▸ **THE EXERCISE**:
Copy each line of the entries that contains the word "Insurance".

-------- INPUT FOR THIS TASK

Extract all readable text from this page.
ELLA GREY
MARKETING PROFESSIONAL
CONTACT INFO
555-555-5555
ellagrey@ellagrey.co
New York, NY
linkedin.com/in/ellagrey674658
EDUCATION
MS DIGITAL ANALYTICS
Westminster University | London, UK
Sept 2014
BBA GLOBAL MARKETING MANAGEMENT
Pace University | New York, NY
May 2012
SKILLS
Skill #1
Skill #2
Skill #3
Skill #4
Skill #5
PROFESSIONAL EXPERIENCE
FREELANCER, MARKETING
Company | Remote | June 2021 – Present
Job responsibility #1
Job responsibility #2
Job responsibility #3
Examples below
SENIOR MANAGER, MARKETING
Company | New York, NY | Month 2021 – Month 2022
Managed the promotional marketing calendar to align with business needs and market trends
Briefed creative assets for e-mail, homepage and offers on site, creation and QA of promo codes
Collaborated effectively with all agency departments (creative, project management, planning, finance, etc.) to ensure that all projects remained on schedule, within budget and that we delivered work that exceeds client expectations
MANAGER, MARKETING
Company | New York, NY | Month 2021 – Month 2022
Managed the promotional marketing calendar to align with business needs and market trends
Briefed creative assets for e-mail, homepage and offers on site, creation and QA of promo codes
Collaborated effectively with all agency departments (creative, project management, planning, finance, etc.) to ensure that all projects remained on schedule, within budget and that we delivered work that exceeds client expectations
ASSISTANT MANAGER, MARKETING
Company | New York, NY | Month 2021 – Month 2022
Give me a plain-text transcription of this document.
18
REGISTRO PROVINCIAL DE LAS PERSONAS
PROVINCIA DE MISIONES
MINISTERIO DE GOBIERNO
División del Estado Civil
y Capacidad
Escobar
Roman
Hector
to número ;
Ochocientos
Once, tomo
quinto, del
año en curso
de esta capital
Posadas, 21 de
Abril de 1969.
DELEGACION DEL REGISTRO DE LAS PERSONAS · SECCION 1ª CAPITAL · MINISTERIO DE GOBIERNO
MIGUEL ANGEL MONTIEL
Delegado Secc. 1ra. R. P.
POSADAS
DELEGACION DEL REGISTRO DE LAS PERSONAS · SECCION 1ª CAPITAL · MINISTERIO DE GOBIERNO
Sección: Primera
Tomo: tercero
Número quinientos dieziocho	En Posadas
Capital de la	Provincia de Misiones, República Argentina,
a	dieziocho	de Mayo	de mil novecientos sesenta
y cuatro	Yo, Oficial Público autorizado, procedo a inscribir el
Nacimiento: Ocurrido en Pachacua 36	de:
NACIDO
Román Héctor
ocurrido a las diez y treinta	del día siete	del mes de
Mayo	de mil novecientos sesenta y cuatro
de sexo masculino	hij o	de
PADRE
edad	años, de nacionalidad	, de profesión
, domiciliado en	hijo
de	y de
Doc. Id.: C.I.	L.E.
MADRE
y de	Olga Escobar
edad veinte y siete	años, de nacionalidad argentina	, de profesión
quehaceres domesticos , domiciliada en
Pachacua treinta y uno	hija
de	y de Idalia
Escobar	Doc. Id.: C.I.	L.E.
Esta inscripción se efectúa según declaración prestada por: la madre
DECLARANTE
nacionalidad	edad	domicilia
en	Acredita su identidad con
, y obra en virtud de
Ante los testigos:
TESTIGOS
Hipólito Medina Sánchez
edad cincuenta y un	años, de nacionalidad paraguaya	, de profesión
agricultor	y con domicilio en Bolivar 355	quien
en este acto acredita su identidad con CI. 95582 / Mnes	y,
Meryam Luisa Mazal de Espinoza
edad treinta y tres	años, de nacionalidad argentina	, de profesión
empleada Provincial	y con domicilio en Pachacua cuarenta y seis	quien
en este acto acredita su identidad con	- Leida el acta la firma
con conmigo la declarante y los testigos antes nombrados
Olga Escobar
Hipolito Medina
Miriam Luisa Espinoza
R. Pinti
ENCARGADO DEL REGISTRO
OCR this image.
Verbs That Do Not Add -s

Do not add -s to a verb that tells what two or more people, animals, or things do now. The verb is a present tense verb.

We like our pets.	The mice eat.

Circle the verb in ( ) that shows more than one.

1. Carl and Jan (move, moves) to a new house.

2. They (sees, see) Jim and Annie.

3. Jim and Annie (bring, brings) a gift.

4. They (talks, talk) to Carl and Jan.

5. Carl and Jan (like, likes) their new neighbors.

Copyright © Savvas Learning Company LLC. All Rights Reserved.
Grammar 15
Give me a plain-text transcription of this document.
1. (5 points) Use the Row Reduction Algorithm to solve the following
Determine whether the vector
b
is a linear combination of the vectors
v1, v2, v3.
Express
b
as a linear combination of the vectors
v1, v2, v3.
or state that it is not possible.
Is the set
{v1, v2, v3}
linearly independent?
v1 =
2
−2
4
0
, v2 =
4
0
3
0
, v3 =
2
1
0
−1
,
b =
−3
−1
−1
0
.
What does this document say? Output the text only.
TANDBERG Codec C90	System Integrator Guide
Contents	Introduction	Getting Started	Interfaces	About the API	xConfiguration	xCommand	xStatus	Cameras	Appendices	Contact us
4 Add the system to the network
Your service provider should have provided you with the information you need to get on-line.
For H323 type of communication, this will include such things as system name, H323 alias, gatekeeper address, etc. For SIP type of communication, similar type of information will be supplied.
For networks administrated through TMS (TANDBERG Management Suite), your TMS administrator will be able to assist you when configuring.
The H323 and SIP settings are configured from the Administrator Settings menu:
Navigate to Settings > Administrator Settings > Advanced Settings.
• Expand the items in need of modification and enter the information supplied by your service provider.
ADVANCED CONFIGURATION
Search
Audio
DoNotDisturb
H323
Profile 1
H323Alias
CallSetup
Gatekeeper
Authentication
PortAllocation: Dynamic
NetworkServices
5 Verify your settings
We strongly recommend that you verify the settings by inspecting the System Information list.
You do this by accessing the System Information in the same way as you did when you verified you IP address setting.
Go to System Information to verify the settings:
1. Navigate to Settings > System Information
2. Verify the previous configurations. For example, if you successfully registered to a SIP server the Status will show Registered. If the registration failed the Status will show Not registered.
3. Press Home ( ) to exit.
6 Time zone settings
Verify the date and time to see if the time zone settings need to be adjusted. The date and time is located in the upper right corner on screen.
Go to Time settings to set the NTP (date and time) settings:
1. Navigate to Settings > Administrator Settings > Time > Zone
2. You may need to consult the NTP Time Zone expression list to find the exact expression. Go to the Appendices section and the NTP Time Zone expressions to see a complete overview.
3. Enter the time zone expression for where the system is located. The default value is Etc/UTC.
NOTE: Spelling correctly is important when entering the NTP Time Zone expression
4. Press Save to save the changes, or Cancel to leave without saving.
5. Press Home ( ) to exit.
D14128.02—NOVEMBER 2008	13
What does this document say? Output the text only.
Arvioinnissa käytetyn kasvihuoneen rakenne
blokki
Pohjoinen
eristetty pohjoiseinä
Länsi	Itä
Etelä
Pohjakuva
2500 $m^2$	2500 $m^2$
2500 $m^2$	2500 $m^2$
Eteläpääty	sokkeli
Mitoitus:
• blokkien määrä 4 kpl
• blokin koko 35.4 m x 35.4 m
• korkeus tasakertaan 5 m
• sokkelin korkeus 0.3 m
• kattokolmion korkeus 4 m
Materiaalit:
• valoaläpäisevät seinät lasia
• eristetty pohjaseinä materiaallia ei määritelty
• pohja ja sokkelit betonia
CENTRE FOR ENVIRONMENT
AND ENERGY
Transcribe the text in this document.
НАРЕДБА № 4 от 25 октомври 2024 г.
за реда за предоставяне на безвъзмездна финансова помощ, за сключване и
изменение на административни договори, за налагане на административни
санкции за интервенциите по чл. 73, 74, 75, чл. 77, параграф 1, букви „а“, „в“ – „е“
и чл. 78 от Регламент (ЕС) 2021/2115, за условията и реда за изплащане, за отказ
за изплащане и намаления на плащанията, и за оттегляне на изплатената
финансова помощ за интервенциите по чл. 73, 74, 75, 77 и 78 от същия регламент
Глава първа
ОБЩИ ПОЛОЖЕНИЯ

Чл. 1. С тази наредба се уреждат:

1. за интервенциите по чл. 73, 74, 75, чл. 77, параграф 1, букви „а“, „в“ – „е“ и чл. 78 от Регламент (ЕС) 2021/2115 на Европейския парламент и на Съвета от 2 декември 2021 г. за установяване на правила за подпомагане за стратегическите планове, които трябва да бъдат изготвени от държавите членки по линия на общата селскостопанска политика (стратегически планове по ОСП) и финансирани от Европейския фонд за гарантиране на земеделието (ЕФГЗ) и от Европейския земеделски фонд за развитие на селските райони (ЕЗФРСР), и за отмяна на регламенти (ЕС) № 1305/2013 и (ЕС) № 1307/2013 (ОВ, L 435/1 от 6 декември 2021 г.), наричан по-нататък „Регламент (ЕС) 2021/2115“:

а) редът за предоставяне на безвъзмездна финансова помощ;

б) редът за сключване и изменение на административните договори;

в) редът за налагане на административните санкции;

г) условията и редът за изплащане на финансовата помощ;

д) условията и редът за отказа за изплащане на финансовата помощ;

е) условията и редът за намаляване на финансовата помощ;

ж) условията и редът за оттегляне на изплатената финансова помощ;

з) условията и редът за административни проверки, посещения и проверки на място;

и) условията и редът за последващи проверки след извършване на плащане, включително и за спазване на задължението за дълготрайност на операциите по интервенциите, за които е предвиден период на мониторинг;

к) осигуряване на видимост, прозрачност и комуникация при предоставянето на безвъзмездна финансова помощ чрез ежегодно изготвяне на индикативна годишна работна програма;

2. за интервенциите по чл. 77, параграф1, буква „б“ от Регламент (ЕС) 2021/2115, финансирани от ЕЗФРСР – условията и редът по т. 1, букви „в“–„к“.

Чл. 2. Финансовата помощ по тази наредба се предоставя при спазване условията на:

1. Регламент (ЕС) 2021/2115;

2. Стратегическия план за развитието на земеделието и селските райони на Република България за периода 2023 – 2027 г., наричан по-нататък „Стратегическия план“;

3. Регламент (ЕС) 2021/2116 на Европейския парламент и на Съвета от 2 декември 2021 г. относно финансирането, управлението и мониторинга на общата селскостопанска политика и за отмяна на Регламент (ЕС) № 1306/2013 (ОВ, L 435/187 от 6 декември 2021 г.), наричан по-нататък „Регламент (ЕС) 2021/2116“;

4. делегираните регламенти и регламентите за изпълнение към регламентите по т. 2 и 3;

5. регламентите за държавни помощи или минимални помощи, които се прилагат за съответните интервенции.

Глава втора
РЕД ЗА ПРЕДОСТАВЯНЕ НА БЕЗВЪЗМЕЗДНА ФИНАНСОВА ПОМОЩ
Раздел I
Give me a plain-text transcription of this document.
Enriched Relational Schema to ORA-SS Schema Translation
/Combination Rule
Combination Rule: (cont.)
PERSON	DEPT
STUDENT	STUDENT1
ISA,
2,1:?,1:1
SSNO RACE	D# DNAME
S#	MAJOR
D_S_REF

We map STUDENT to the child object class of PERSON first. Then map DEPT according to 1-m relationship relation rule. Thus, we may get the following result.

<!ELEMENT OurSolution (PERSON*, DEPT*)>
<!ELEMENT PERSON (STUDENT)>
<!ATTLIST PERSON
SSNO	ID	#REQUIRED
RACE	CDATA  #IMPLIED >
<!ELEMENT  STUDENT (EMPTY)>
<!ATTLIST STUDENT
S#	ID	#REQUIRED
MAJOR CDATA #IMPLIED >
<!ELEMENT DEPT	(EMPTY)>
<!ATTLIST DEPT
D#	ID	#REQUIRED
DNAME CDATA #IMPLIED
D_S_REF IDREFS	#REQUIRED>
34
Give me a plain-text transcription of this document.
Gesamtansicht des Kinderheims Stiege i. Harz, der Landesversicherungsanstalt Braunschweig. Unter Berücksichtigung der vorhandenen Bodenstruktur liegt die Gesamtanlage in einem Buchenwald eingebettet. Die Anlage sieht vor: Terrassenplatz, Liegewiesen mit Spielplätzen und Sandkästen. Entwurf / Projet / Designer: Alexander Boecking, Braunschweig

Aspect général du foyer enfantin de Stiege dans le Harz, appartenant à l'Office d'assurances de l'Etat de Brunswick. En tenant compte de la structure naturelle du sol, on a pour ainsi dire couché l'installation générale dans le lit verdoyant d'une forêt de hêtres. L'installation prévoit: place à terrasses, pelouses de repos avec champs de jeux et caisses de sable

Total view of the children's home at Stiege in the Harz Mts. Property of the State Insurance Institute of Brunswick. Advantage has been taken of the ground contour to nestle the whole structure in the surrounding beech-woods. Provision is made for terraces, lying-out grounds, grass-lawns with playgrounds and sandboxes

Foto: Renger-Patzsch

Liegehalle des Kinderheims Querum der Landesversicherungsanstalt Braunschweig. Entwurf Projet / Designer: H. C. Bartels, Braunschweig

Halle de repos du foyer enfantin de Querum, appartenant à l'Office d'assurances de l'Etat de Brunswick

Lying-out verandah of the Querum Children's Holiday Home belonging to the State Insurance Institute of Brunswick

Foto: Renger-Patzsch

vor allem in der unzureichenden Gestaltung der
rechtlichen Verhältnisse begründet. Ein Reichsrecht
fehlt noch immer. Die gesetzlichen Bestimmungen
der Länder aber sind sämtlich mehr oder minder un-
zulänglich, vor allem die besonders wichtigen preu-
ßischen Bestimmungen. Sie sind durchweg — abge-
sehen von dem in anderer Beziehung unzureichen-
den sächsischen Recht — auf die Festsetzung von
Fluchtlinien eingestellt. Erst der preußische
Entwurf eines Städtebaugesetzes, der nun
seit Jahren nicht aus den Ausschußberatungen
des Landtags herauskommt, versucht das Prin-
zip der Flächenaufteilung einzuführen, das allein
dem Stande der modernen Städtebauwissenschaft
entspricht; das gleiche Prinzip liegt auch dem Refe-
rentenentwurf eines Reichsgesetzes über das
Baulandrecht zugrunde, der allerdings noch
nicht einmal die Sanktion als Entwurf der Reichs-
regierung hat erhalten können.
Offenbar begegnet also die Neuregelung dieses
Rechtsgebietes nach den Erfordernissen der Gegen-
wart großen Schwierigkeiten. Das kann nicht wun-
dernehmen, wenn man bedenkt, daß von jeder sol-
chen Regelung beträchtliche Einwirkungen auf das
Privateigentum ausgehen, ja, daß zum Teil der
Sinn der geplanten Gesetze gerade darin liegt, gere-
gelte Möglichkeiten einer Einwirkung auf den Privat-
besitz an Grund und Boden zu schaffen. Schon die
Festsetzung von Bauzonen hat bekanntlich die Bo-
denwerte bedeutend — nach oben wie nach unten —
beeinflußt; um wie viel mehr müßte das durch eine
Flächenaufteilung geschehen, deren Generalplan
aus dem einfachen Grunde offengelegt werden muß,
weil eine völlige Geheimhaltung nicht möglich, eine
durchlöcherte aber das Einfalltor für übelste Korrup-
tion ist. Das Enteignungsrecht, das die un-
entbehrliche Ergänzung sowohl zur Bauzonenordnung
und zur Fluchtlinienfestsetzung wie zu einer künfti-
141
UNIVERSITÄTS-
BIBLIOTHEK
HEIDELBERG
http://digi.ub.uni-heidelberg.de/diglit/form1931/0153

----------------

▸ **RESULT BELOW**:
Total view of the children's home at Stiege in the Harz Mts. Property of the State Insurance Institute of Brunswick. Advantage has been taken of the ground contour to nestle the whole structure in the surrounding beech-woods. Provision is made for terraces, lying-out grounds, grass-lawns with playgrounds and sandboxes
Lying-out verandah of the Querum Children's Holiday Home belonging to the State Insurance Institute of Brunswick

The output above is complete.